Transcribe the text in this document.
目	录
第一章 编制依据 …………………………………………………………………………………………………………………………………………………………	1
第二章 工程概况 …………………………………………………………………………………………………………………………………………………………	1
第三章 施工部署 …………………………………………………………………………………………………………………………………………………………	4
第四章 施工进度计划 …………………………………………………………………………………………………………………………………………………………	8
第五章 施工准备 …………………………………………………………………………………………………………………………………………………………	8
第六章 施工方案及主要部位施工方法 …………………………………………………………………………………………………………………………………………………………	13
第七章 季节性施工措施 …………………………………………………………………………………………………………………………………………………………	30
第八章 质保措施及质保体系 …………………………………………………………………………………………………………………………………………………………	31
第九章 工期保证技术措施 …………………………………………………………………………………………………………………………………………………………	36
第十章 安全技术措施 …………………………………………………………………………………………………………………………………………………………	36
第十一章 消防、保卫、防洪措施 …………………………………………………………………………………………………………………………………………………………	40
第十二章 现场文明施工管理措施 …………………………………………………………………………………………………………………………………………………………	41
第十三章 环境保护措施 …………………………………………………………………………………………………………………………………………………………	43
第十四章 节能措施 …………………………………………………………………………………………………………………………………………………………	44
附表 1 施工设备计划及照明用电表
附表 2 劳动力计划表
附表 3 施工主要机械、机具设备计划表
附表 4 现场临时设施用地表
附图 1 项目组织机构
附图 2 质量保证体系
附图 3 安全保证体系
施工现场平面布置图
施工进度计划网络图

GIVEN INSTRUCTION:
Return all of the data word for word.

RESULT OF THE EXERCISE:
Transcribe the text in this document.
目	录
第一章 编制依据 …………………………………………………………………………………………………………………………………………………………	1
第二章 工程概况 …………………………………………………………………………………………………………………………………………………………	1
第三章 施工部署 …………………………………………………………………………………………………………………………………………………………	4
第四章 施工进度计划 …………………………………………………………………………………………………………………………………………………………	8
第五章 施工准备 …………………………………………………………………………………………………………………………………………………………	8
第六章 施工方案及主要部位施工方法 …………………………………………………………………………………………………………………………………………………………	13
第七章 季节性施工措施 …………………………………………………………………………………………………………………………………………………………	30
第八章 质保措施及质保体系 …………………………………………………………………………………………………………………………………………………………	31
第九章 工期保证技术措施 …………………………………………………………………………………………………………………………………………………………	36
第十章 安全技术措施 …………………………………………………………………………………………………………………………………………………………	36
第十一章 消防、保卫、防洪措施 …………………………………………………………………………………………………………………………………………………………	40
第十二章 现场文明施工管理措施 …………………………………………………………………………………………………………………………………………………………	41
第十三章 环境保护措施 …………………………………………………………………………………………………………………………………………………………	43
第十四章 节能措施 …………………………………………………………………………………………………………………………………………………………	44
附表 1 施工设备计划及照明用电表
附表 2 劳动力计划表
附表 3 施工主要机械、机具设备计划表
附表 4 现场临时设施用地表
附图 1 项目组织机构
附图 2 质量保证体系
附图 3 安全保证体系
施工现场平面布置图
施工进度计划网络图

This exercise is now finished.